What needs to be done
Leave out the pictures, then reproduce the rest of the material exactly.

## START Material supplied

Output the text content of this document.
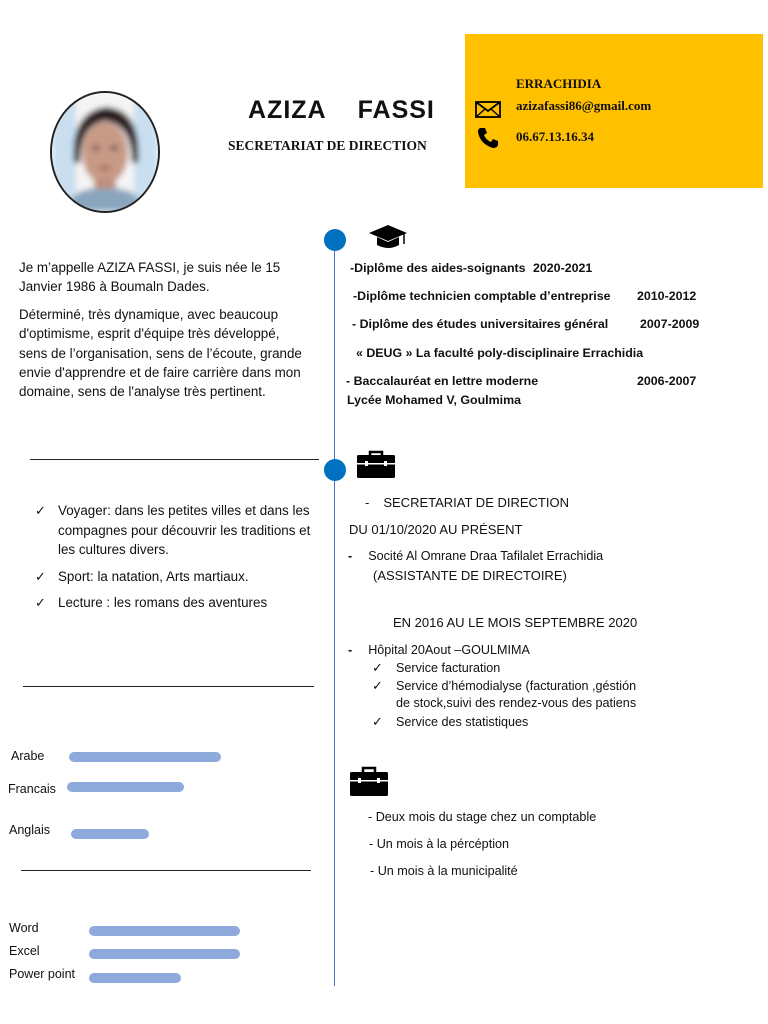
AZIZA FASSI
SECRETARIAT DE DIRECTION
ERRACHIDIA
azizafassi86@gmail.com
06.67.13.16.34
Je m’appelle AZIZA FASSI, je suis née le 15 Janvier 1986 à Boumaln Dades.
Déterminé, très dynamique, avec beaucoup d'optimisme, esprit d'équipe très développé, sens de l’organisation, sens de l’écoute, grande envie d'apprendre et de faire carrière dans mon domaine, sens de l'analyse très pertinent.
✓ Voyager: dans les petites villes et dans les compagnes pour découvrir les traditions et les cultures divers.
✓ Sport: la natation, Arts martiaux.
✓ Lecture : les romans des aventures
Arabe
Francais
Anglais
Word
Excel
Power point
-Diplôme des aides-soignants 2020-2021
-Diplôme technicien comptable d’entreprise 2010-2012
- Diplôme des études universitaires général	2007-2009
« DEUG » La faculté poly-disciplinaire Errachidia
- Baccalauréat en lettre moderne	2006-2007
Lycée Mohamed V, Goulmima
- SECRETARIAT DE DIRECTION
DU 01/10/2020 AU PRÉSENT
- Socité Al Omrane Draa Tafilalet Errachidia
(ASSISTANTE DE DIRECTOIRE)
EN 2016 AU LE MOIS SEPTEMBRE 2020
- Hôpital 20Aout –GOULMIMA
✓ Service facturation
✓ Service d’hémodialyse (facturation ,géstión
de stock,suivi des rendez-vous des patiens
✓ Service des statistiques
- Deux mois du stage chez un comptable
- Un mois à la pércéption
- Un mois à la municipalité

## END Material supplied

Task response
Output the text content of this document.
AZIZA FASSI
SECRETARIAT DE DIRECTION
ERRACHIDIA
azizafassi86@gmail.com
06.67.13.16.34
Je m’appelle AZIZA FASSI, je suis née le 15 Janvier 1986 à Boumaln Dades.
Déterminé, très dynamique, avec beaucoup d'optimisme, esprit d'équipe très développé, sens de l’organisation, sens de l’écoute, grande envie d'apprendre et de faire carrière dans mon domaine, sens de l'analyse très pertinent.
✓ Voyager: dans les petites villes et dans les compagnes pour découvrir les traditions et les cultures divers.
✓ Sport: la natation, Arts martiaux.
✓ Lecture : les romans des aventures
Arabe
Francais
Anglais
Word
Excel
Power point
-Diplôme des aides-soignants 2020-2021
-Diplôme technicien comptable d’entreprise 2010-2012
- Diplôme des études universitaires général	2007-2009
« DEUG » La faculté poly-disciplinaire Errachidia
- Baccalauréat en lettre moderne	2006-2007
Lycée Mohamed V, Goulmima
- SECRETARIAT DE DIRECTION
DU 01/10/2020 AU PRÉSENT
- Socité Al Omrane Draa Tafilalet Errachidia
(ASSISTANTE DE DIRECTOIRE)
EN 2016 AU LE MOIS SEPTEMBRE 2020
- Hôpital 20Aout –GOULMIMA
✓ Service facturation
✓ Service d’hémodialyse (facturation ,géstión
de stock,suivi des rendez-vous des patiens
✓ Service des statistiques
- Deux mois du stage chez un comptable
- Un mois à la pércéption
- Un mois à la municipalité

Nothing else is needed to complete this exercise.